▶ [FRAGMENT]:
• • • • •
Massamobilisatie overspoelt de alt-right
Door Scott McLemee in Washington, D.C.
Slechts enkele tientallen van hen kwamen opdagen voor de bijeenkomst op Lafayette Square, tegenover het Witte Huis. Aangemoedigd door de reactionaire agenda van Trump en zijn pogingen tot etnische zuivering door middel van immigratiedienst ICE, gaven ze speeches die alleen zij zelf konden horen.
De antiracistische en antifascistische demonstranten, die door het centrum van Washington D.C. marcheerden, waren daarentegen met duizenden. Hun leuzen — als: “No Trump, no KKK, no fascist USA” en “Whose streets? Our streets!” — waren van veraf te horen. De alt-right bleef gedurende het evenement onder zware politiebescherming. Gezien de scheve opkomst moet dit een geruststelling voor ze zijn geweest.
De grote en diverse groep demonstranten was goed gedisciplineerd en strijdbaar. Zij begrepen de lessen van de mobilisatie tegen de rechtse bijeenkomst in Boston een jaar geleden waarbij de verhouding tussen antiracisten en rechts extremisten geschat werd op 800 tegen 1.
• • • • •
▶ [ONBEWERKTE REGELS]:

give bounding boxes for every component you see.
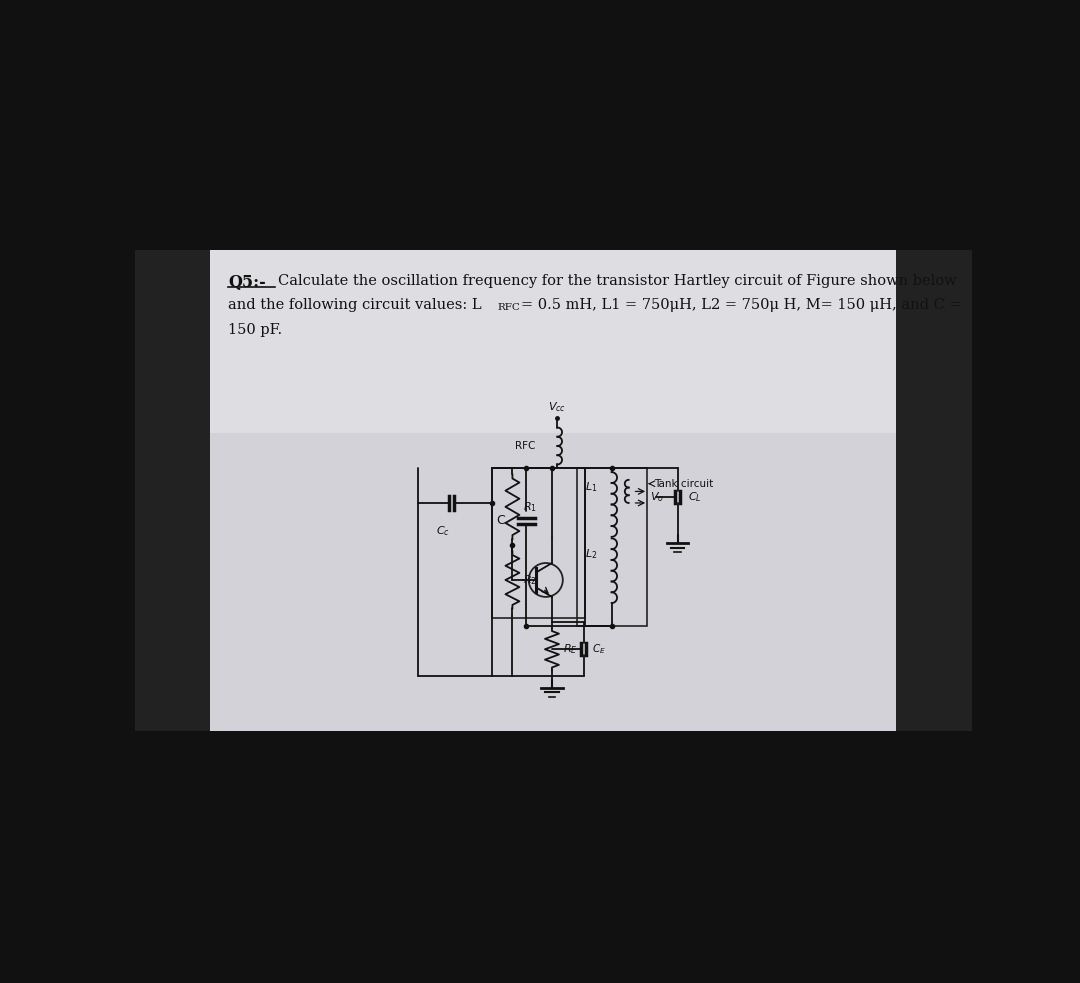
Text: Q5:-: Q5:- xyxy=(228,273,266,291)
Text: $C_E$: $C_E$ xyxy=(592,642,606,657)
Text: RFC: RFC xyxy=(515,441,536,451)
Text: $V_{cc}$: $V_{cc}$ xyxy=(549,401,566,415)
Text: $L_1$: $L_1$ xyxy=(585,481,597,494)
Bar xyxy=(896,251,972,731)
Text: and the following circuit values: L: and the following circuit values: L xyxy=(228,298,482,313)
Text: $R_1$: $R_1$ xyxy=(524,500,537,514)
Text: 150 pF.: 150 pF. xyxy=(228,322,282,337)
Text: $R_2$: $R_2$ xyxy=(524,573,537,587)
Bar xyxy=(491,468,584,618)
Bar xyxy=(135,118,972,251)
Bar xyxy=(135,251,211,731)
Text: C: C xyxy=(496,514,504,527)
Text: Calculate the oscillation frequency for the transistor Hartley circuit of Figure: Calculate the oscillation frequency for … xyxy=(279,273,957,287)
Text: $R_E$: $R_E$ xyxy=(563,642,578,657)
Text: RFC: RFC xyxy=(498,303,521,312)
Bar xyxy=(135,731,972,875)
Bar xyxy=(211,251,896,433)
Text: $L_2$: $L_2$ xyxy=(585,547,597,560)
Text: = 0.5 mH, L1 = 750μH, L2 = 750μ H, M= 150 μH, and C =: = 0.5 mH, L1 = 750μH, L2 = 750μ H, M= 15… xyxy=(521,298,961,313)
Text: $C_c$: $C_c$ xyxy=(435,525,449,539)
Bar xyxy=(577,468,647,626)
Bar xyxy=(211,251,896,731)
Text: $V_o$: $V_o$ xyxy=(649,490,663,503)
Text: $C_L$: $C_L$ xyxy=(688,490,701,503)
Text: Tank circuit: Tank circuit xyxy=(654,479,714,489)
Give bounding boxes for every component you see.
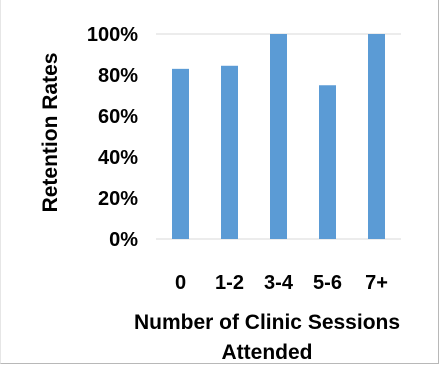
x-axis-title-line-2: Attended — [222, 341, 313, 364]
plot-area — [156, 33, 401, 240]
bars — [172, 34, 385, 240]
y-axis-ticks: 0% 20% 40% 60% 80% 100% — [87, 24, 138, 251]
x-tick-label: 5-6 — [313, 272, 342, 294]
x-axis-ticks: 0 1-2 3-4 5-6 7+ — [175, 272, 388, 294]
y-tick-label: 80% — [98, 65, 138, 87]
bar — [319, 85, 336, 239]
bar — [368, 34, 385, 239]
bar — [270, 34, 287, 239]
x-tick-label: 0 — [175, 272, 186, 294]
x-tick-label: 1-2 — [215, 272, 244, 294]
y-tick-label: 0% — [109, 229, 138, 251]
x-axis-title-line-1: Number of Clinic Sessions — [134, 311, 400, 334]
x-tick-label: 7+ — [365, 272, 388, 294]
y-axis-title: Retention Rates — [39, 53, 62, 213]
y-tick-label: 20% — [98, 188, 138, 210]
bar — [221, 65, 238, 240]
x-tick-label: 3-4 — [264, 272, 294, 294]
y-tick-label: 40% — [98, 147, 138, 169]
y-tick-label: 100% — [87, 24, 138, 46]
bar — [172, 68, 189, 239]
y-tick-label: 60% — [98, 106, 138, 128]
• • • • •
▶ [TE NEMEN STAPPEN]:
1) Waar hield de alt-right volgens het fragment haar bijeenkomst?
2) Zijn de volgende beweringen in overeenstemming met het fragment? (a) De bijeenkomst van de alt-right trok duizenden deelnemers. (b) De alt-right stond tijdens het evenement onder zware politiebescherming. (c) De verhouding tussen antiracisten en rechts-extremisten in Boston werd geschat op 800 tegen 1.
3) Geef uit het fragment letterlijk alles terug van "De antiracistische en" tot en met "ze zijn geweest.".
Baseer elk antwoord uitsluitend op het fragment en niet op de regels.

▶ [JUISTE ANTWOORDEN]:
1) Op Lafayette Square, tegenover het Witte Huis.

2)
(a) Nee: "Slechts enkele tientallen van hen kwamen opdagen"
(b) Ja: "De alt-right bleef gedurende het evenement onder zware politiebescherming."
(c) Ja: "de verhouding tussen antiracisten en rechts extremisten geschat werd op 800 tegen 1"

3)
De antiracistische en antifascistische demonstranten, die door het centrum van Washington D.C. marcheerden, waren daarentegen met duizenden. Hun leuzen — als: “No Trump, no KKK, no fascist USA” en “Whose streets? Our streets!” — waren van veraf te horen. De alt-right bleef gedurende het evenement onder zware politiebescherming. Gezien de scheve opkomst moet dit een geruststelling voor ze zijn geweest.